## TASK STATEMENT
Gather the lines from the material that contain "academic".

## EXTRACTED RECORDS
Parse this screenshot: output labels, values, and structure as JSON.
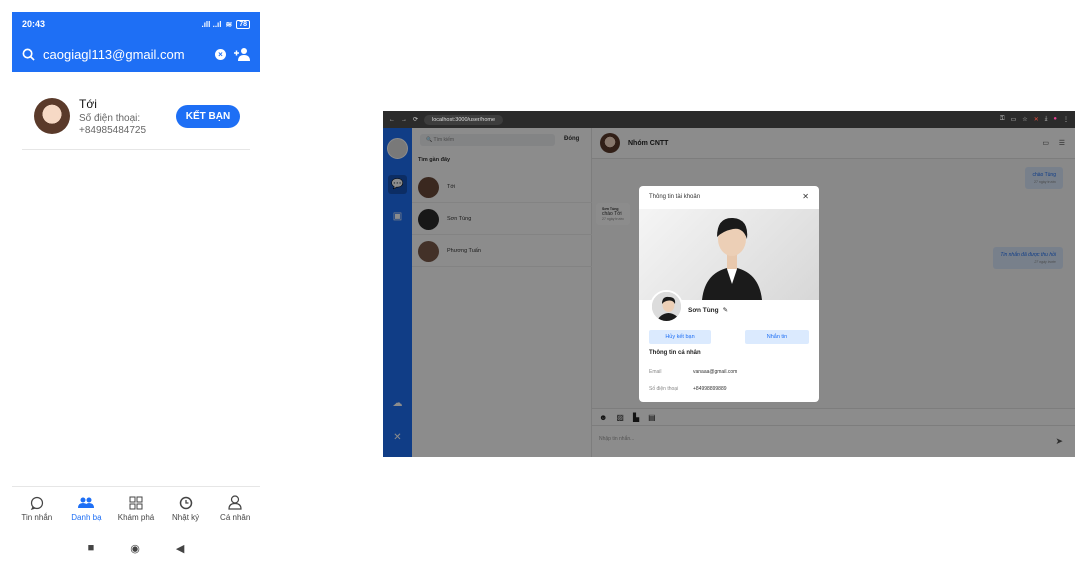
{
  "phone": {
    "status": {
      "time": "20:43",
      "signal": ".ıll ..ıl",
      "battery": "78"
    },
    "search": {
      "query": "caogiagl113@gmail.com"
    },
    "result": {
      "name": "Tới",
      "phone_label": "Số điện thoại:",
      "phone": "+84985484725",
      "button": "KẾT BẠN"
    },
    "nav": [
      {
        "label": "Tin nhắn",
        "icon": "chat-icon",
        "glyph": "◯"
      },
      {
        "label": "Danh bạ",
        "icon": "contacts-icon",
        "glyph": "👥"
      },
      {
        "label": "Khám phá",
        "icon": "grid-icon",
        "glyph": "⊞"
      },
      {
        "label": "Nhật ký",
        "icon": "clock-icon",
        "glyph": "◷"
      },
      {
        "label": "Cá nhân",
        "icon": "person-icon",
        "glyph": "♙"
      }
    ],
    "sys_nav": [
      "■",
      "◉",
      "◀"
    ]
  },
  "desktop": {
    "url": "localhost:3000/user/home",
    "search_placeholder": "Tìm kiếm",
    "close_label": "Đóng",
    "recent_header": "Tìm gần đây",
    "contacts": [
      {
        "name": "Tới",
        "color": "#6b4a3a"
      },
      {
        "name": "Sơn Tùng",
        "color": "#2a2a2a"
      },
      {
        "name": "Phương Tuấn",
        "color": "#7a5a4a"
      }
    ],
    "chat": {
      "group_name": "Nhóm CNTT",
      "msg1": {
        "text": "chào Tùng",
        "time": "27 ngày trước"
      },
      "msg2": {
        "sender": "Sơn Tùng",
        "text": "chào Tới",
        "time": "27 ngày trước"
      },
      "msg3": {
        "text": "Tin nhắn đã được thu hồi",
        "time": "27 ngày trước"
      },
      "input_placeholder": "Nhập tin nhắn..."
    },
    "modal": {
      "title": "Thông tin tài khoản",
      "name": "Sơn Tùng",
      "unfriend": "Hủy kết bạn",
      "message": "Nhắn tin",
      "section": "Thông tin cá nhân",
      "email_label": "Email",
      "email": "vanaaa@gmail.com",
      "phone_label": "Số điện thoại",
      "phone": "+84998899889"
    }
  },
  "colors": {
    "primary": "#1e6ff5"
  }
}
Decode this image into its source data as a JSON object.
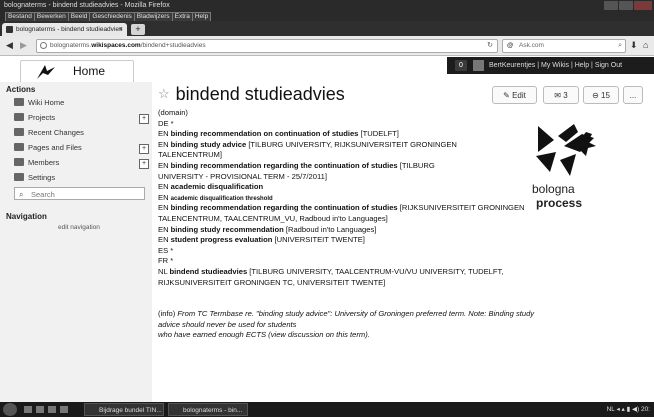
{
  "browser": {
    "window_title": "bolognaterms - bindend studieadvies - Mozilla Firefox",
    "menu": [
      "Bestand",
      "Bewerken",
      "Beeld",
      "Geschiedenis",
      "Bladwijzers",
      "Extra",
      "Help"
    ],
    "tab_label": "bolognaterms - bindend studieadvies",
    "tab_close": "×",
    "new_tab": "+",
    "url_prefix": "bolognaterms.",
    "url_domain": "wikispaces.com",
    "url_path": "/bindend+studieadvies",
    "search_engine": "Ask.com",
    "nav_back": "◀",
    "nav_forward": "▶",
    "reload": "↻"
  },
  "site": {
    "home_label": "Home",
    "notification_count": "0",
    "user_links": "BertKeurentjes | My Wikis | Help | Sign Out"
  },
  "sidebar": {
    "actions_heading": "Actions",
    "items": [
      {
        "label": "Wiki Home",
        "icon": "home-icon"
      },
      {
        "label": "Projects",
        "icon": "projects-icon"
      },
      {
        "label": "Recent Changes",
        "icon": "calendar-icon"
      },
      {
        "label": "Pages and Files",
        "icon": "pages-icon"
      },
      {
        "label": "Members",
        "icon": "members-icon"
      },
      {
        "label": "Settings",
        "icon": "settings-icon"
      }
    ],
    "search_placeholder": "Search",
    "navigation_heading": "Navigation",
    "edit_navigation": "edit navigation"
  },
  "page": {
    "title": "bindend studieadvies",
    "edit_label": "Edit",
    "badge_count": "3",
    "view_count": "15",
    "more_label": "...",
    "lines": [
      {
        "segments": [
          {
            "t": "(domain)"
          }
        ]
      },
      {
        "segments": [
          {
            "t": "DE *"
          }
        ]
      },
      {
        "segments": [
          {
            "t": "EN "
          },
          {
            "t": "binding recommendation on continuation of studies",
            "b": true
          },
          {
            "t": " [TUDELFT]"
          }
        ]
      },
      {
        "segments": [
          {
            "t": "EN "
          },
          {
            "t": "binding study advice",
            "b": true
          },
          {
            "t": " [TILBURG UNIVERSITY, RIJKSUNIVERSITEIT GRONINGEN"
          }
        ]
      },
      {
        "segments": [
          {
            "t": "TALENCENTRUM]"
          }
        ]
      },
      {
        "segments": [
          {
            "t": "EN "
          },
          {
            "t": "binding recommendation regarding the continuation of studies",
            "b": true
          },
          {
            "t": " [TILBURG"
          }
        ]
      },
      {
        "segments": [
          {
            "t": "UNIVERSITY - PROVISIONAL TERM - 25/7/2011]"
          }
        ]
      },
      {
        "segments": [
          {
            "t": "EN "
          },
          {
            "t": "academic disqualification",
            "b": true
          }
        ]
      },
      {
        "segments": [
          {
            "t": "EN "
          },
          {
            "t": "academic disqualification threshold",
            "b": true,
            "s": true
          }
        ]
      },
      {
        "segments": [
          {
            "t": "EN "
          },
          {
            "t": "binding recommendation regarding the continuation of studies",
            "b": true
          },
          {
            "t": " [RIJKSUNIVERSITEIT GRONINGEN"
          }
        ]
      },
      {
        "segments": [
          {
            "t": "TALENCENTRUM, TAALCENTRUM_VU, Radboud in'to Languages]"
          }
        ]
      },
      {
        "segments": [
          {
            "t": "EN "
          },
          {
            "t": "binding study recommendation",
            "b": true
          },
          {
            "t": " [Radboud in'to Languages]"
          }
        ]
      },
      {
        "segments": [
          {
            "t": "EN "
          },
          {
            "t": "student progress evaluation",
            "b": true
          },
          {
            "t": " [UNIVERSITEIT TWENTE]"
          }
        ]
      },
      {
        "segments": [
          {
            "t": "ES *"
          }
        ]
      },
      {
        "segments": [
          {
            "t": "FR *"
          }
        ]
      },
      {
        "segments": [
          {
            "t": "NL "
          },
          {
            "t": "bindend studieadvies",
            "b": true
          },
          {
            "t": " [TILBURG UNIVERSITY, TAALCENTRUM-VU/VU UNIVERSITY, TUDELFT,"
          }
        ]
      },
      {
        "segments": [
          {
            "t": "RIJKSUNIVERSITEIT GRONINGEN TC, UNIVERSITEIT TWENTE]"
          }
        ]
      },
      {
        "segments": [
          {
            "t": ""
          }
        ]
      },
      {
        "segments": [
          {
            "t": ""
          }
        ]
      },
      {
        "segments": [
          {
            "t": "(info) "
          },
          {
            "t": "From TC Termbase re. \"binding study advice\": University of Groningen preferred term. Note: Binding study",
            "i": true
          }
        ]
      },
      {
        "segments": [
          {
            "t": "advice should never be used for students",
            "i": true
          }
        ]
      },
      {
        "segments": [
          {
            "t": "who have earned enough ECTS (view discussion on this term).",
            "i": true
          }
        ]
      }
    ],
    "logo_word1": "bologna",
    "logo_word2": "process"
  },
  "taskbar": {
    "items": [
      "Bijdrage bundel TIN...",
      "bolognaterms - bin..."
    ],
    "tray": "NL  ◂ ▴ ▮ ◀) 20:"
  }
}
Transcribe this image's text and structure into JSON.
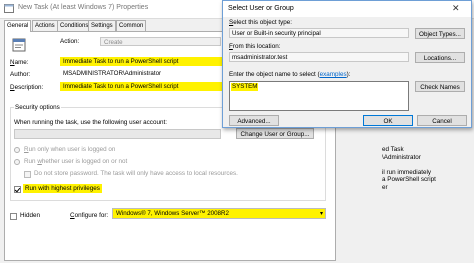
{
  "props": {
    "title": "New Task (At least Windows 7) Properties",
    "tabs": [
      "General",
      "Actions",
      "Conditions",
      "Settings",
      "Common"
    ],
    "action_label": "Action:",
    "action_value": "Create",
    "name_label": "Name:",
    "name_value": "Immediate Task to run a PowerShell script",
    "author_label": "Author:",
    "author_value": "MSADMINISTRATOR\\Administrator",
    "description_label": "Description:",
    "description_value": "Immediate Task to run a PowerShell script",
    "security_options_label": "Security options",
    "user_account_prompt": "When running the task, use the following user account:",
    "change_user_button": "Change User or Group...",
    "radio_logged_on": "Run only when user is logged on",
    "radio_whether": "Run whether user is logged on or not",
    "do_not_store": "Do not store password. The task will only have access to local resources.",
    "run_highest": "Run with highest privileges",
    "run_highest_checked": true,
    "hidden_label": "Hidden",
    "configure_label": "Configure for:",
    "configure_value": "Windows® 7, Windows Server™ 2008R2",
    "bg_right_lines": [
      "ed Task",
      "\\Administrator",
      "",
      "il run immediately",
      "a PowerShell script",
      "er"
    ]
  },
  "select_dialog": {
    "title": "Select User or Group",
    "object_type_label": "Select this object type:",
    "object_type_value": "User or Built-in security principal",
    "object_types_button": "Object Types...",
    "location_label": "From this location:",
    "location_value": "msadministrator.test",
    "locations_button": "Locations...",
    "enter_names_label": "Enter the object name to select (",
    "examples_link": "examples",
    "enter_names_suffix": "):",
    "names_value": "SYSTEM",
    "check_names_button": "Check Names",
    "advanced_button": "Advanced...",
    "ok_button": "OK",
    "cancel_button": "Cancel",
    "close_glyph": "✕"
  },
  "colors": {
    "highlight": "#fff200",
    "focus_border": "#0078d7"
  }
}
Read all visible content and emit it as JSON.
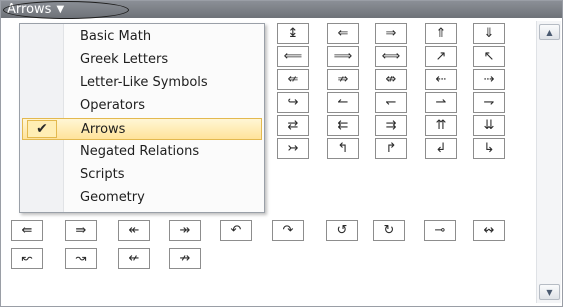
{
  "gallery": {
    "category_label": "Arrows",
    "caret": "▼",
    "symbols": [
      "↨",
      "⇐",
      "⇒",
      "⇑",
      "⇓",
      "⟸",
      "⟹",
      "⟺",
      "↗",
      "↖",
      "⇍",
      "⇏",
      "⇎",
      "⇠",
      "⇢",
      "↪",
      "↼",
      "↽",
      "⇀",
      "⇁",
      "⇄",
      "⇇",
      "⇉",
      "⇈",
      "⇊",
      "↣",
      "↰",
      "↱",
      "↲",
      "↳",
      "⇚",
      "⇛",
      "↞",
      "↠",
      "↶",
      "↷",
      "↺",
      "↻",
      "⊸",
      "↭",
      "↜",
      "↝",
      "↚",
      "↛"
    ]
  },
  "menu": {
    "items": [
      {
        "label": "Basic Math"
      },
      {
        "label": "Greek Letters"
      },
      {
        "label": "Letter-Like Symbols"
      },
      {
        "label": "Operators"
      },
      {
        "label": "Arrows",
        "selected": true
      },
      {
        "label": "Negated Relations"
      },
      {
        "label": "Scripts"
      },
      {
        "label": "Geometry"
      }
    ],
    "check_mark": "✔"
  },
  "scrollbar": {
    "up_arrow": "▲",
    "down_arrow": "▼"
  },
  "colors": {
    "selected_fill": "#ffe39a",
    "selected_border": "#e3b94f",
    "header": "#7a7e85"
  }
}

## SOLUTION TO THIS TASK
            "t": "academic disqualification",
            "t": "academic disqualification threshold",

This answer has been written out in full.